- Given request
Do any lines in the data below contain "About"? If so, copy every one of them.

Items listed in a dataset
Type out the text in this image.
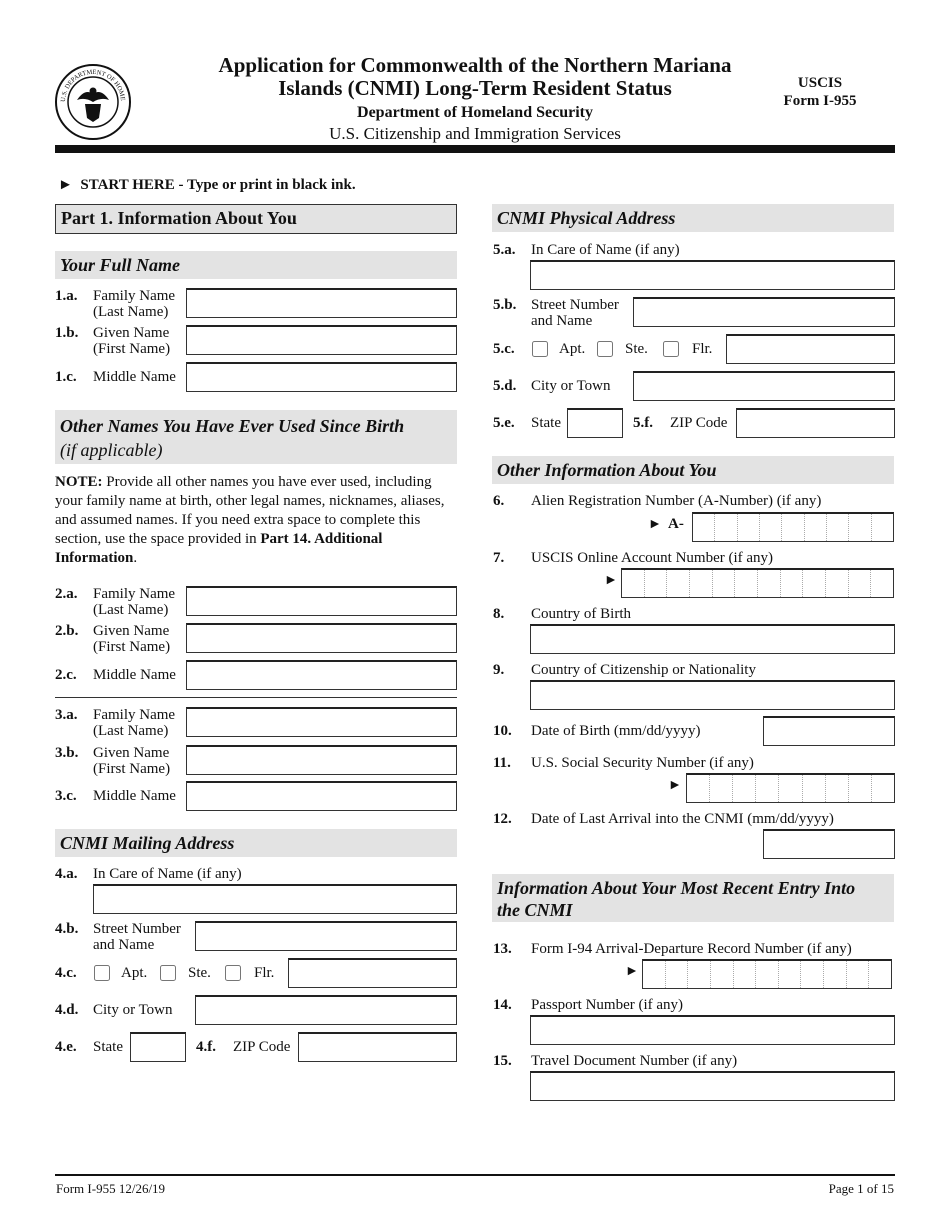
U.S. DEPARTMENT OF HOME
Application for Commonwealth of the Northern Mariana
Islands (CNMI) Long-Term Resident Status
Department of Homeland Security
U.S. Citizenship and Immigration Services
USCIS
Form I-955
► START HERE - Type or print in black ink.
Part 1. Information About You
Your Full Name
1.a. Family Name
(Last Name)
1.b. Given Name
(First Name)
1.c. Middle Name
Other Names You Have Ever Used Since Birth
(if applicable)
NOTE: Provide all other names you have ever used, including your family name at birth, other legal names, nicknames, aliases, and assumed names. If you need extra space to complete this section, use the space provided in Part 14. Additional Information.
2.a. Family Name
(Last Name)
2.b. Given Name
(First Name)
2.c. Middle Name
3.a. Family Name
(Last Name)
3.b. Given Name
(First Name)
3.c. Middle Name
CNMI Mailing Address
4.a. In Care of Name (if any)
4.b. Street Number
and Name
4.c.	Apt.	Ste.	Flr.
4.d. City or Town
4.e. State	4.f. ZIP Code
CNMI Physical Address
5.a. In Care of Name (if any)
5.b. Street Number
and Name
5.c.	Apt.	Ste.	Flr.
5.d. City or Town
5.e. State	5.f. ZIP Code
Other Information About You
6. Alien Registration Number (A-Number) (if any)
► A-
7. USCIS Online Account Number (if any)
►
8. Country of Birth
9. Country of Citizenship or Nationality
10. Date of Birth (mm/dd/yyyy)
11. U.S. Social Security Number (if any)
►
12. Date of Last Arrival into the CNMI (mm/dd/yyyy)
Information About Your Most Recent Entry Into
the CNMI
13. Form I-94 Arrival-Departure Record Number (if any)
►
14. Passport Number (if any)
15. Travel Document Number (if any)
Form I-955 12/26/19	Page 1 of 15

---

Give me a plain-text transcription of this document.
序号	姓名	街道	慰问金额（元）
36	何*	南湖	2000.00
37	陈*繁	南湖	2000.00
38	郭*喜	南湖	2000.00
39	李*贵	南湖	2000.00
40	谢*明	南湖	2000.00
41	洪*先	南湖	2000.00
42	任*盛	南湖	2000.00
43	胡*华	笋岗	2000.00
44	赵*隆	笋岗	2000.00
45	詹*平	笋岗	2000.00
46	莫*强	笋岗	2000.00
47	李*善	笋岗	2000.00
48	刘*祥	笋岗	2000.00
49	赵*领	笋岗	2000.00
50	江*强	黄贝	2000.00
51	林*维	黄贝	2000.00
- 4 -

==

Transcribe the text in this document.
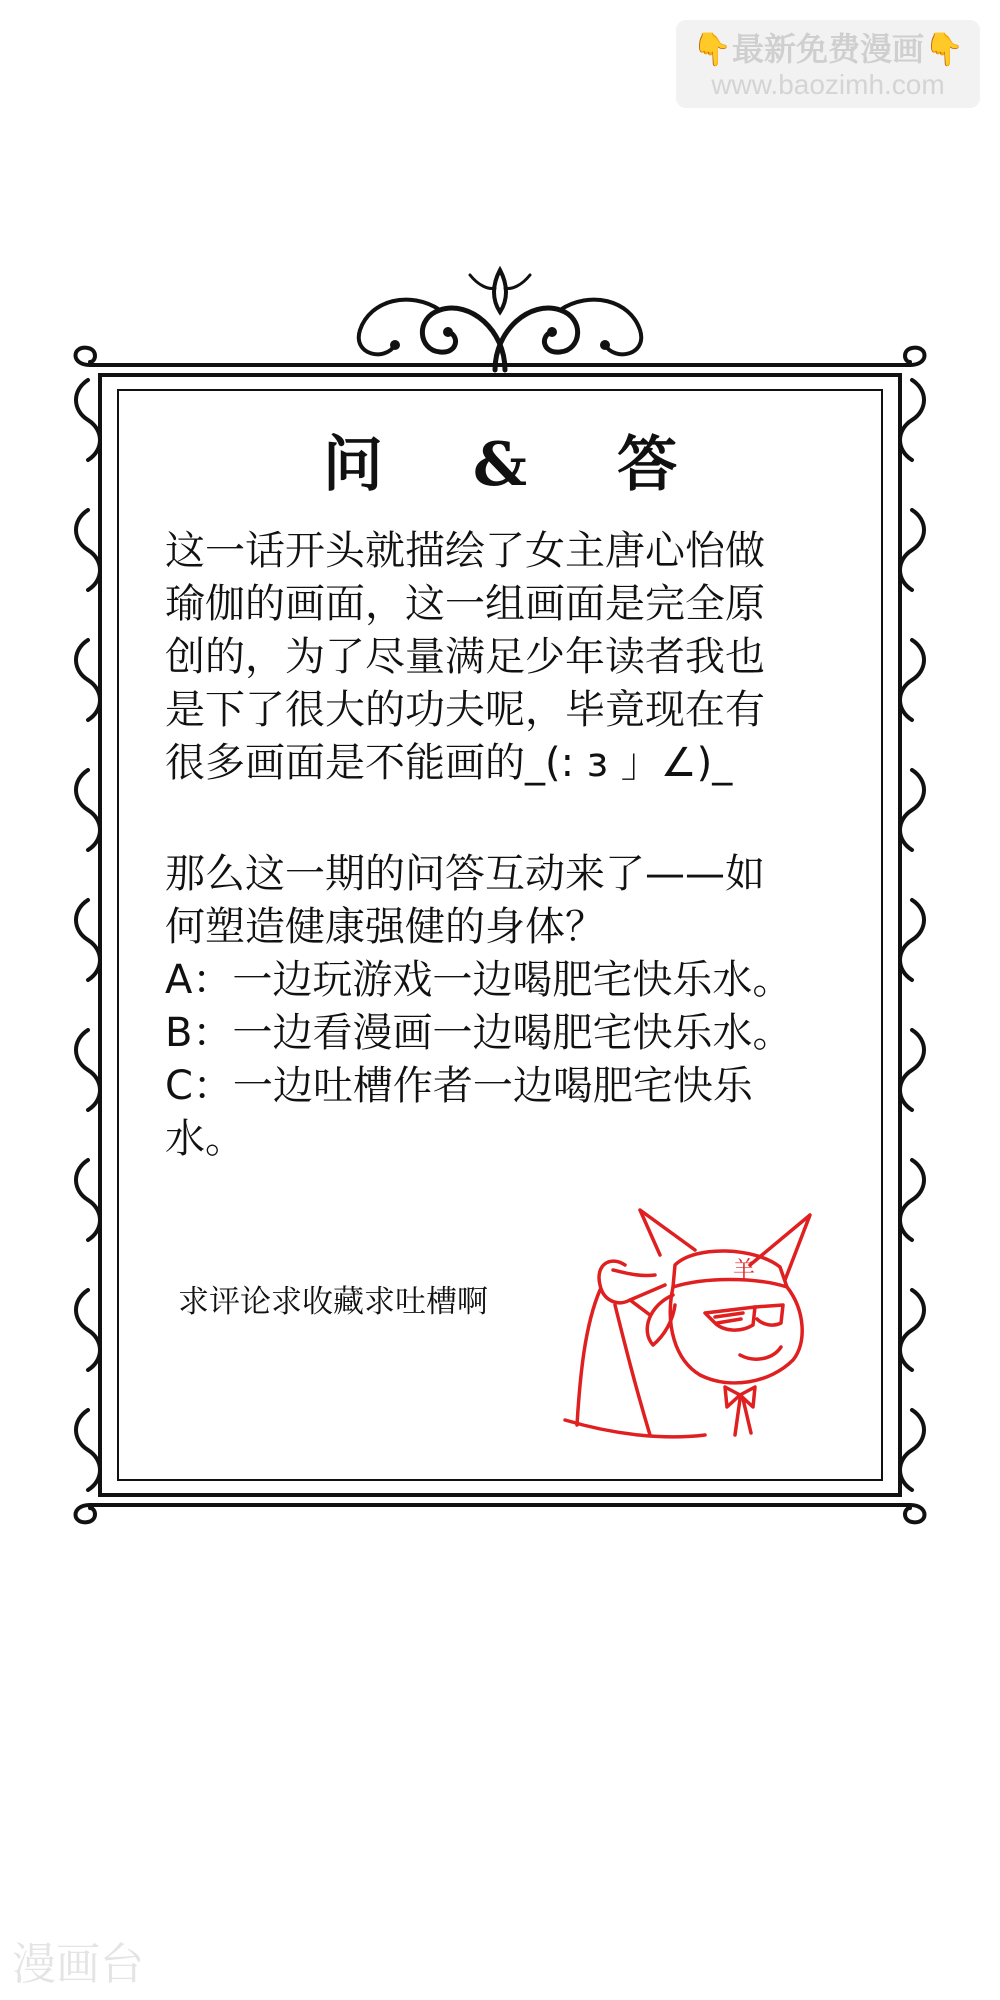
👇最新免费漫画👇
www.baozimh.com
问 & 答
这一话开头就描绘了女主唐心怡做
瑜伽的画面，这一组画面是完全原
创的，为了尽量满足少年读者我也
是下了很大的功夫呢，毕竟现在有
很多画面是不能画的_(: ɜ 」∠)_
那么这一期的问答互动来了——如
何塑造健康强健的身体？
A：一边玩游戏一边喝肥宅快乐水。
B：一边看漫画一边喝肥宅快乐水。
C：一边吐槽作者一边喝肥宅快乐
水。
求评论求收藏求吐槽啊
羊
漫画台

- Reply
Part 1. Information About You
Other Information About You
Information About Your Most Recent Entry Into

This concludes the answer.